▶ _Problem to work on_:
Determine how many lines of the records include "screenshot", and answer with the number alone.

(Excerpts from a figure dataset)
....................

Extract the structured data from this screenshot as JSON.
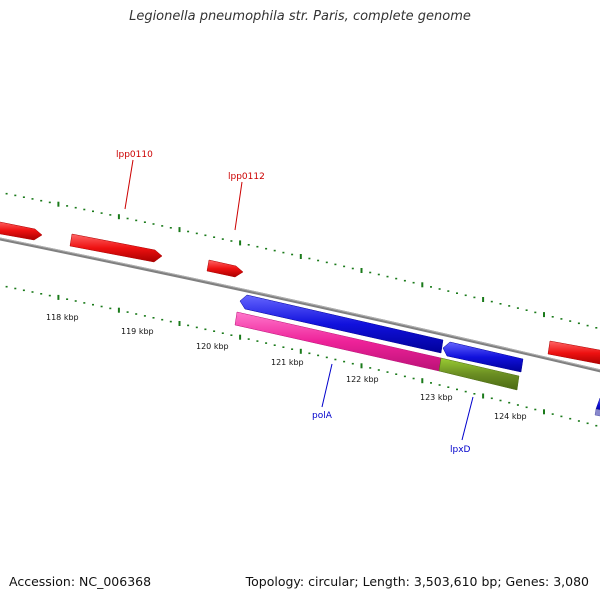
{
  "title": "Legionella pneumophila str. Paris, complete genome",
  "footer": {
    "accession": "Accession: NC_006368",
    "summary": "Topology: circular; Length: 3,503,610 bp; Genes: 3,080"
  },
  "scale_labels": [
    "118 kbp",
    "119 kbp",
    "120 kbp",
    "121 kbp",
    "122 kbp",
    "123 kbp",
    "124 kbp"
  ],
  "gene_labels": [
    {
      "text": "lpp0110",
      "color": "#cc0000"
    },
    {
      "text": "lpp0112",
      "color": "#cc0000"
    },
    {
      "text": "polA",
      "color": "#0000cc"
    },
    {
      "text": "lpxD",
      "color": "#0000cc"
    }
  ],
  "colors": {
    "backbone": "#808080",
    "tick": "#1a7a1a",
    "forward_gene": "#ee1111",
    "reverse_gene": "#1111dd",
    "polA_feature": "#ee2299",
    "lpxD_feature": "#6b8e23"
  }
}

....................

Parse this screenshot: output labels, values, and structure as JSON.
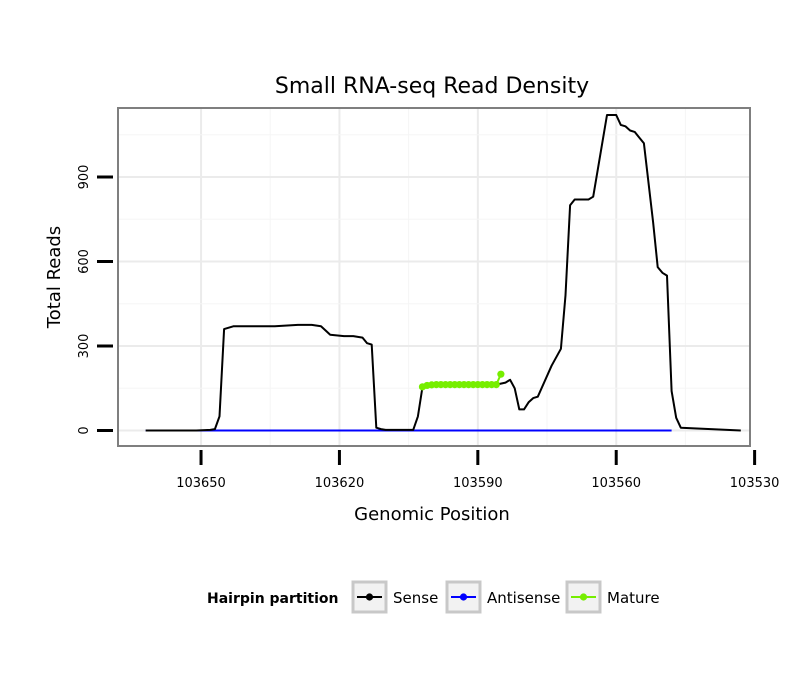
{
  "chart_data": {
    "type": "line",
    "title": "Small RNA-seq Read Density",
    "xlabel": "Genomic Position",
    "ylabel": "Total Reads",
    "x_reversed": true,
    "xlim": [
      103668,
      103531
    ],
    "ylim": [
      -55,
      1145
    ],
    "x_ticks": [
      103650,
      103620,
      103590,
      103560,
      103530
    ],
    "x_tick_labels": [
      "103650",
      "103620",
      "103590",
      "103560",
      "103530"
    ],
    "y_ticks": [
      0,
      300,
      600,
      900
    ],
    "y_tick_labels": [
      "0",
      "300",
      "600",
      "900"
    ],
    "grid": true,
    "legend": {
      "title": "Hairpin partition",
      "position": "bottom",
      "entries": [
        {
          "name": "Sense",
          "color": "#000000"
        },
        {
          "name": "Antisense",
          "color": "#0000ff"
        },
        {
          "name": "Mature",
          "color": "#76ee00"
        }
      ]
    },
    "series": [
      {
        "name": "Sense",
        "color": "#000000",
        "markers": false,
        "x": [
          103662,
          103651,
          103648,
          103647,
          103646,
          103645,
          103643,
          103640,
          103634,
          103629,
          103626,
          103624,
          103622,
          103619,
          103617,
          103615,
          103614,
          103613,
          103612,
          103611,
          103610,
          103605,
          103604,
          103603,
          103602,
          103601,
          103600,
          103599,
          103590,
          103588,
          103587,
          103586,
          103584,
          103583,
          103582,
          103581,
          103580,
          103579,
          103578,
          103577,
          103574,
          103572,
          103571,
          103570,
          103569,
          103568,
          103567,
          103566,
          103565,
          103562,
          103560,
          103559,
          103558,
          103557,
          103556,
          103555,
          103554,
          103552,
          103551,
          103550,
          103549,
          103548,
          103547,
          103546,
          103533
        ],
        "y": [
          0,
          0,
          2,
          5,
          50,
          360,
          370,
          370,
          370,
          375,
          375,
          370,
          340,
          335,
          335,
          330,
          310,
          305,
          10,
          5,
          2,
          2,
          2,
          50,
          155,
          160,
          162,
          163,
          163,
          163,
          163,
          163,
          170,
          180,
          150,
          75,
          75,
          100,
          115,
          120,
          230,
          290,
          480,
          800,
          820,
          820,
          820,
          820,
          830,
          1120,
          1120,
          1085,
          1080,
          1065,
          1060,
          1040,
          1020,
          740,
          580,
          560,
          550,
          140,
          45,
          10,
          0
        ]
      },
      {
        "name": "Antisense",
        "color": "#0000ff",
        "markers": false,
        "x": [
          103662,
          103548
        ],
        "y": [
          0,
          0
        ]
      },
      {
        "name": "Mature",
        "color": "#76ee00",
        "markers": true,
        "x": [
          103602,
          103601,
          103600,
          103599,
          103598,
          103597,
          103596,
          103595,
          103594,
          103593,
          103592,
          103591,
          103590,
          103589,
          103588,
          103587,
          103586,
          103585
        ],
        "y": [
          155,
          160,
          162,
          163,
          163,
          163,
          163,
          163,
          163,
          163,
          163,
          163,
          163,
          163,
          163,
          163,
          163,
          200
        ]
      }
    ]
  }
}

....................

▶ _Reply_:
2